--- Start of EXERCISE INPUT ---
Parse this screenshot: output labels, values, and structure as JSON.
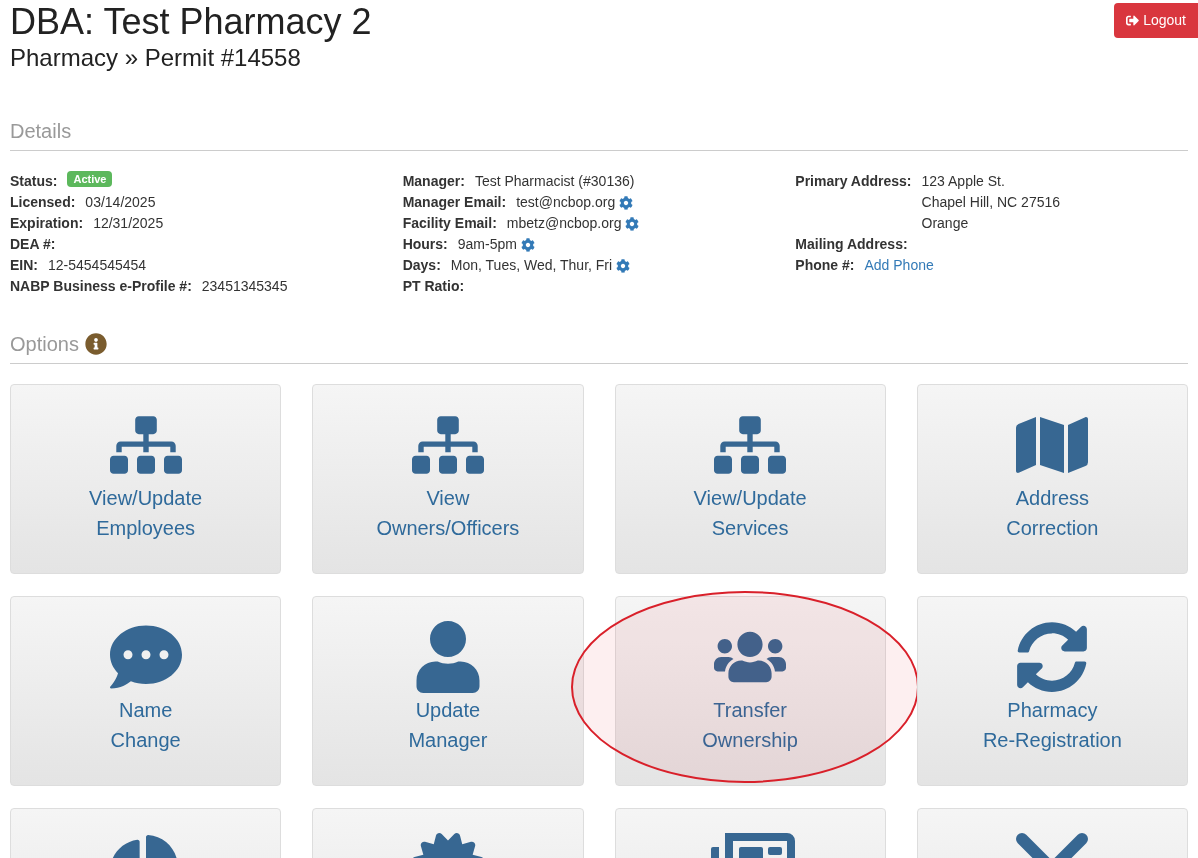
{
  "header": {
    "title": "DBA: Test Pharmacy 2",
    "breadcrumb": "Pharmacy » Permit #14558",
    "logout": "Logout"
  },
  "details": {
    "heading": "Details",
    "columns": [
      [
        {
          "label": "Status:",
          "kind": "badge",
          "value": [
            "Active"
          ],
          "gear": false
        },
        {
          "label": "Licensed:",
          "kind": "text",
          "value": [
            "03/14/2025"
          ],
          "gear": false
        },
        {
          "label": "Expiration:",
          "kind": "text",
          "value": [
            "12/31/2025"
          ],
          "gear": false
        },
        {
          "label": "DEA #:"
        },
        {
          "label": "EIN:",
          "kind": "text",
          "value": [
            "12-5454545454"
          ],
          "gear": false
        },
        {
          "label": "NABP Business e-Profile #:",
          "kind": "text",
          "value": [
            "23451345345"
          ],
          "gear": false
        }
      ],
      [
        {
          "label": "Manager:",
          "kind": "text",
          "value": [
            "Test Pharmacist (#30136)"
          ],
          "gear": false
        },
        {
          "label": "Manager Email:",
          "kind": "text",
          "value": [
            "test@ncbop.org"
          ],
          "gear": true
        },
        {
          "label": "Facility Email:",
          "kind": "text",
          "value": [
            "mbetz@ncbop.org"
          ],
          "gear": true
        },
        {
          "label": "Hours:",
          "kind": "text",
          "value": [
            "9am-5pm"
          ],
          "gear": true
        },
        {
          "label": "Days:",
          "kind": "text",
          "value": [
            "Mon, Tues, Wed, Thur, Fri"
          ],
          "gear": true
        },
        {
          "label": "PT Ratio:"
        }
      ],
      [
        {
          "label": "Primary Address:",
          "kind": "text",
          "value": [
            "123 Apple St.",
            "Chapel Hill, NC 27516",
            "Orange"
          ],
          "gear": false
        },
        {
          "label": "Mailing Address:"
        },
        {
          "label": "Phone #:",
          "kind": "link",
          "value": [
            "Add Phone"
          ],
          "gear": false
        }
      ]
    ]
  },
  "options": {
    "heading": "Options",
    "tiles": [
      {
        "kind": "sitemap",
        "lines": [
          "View/Update",
          "Employees"
        ],
        "highlighted": false
      },
      {
        "kind": "sitemap",
        "lines": [
          "View",
          "Owners/Officers"
        ],
        "highlighted": false
      },
      {
        "kind": "sitemap",
        "lines": [
          "View/Update",
          "Services"
        ],
        "highlighted": false
      },
      {
        "kind": "map",
        "lines": [
          "Address",
          "Correction"
        ],
        "highlighted": false
      },
      {
        "kind": "comment",
        "lines": [
          "Name",
          "Change"
        ],
        "highlighted": false
      },
      {
        "kind": "user",
        "lines": [
          "Update",
          "Manager"
        ],
        "highlighted": false
      },
      {
        "kind": "users",
        "lines": [
          "Transfer",
          "Ownership"
        ],
        "highlighted": true
      },
      {
        "kind": "sync",
        "lines": [
          "Pharmacy",
          "Re-Registration"
        ],
        "highlighted": false
      },
      {
        "kind": "pie",
        "highlighted": false
      },
      {
        "kind": "certificate",
        "highlighted": false
      },
      {
        "kind": "newspaper",
        "highlighted": false
      },
      {
        "kind": "times",
        "highlighted": false
      }
    ]
  }
}
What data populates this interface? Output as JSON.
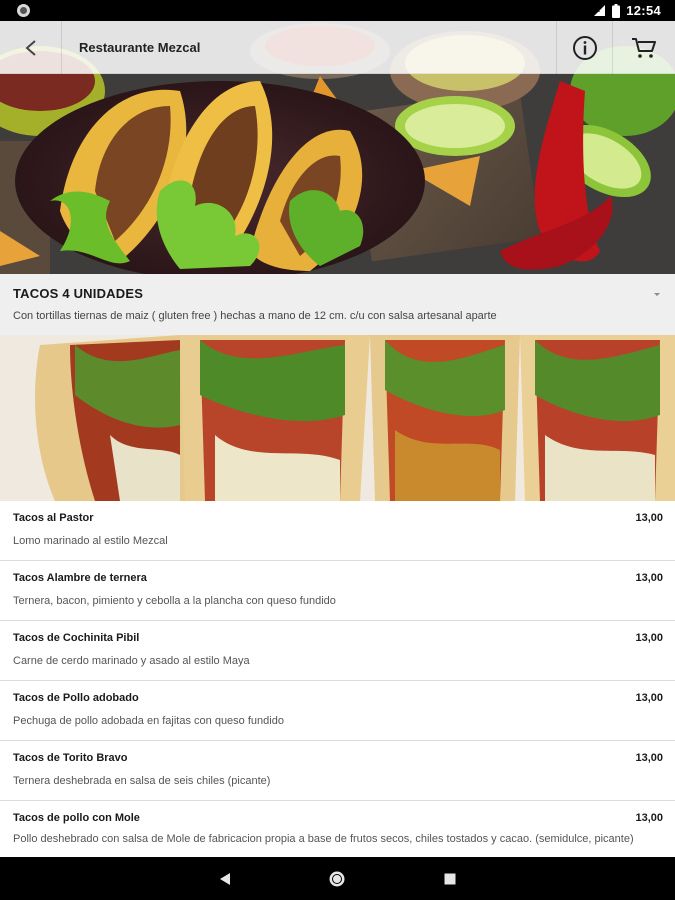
--- End of EXERCISE INPUT ---
→ **DO THIS**:
Find every line in the records above that holds the word "Pharmacy", and copy each one.

→ **RESULT BELOW**:
    "title": "DBA: Test Pharmacy 2",
    "breadcrumb": "Pharmacy » Permit #14558",
          "Pharmacy",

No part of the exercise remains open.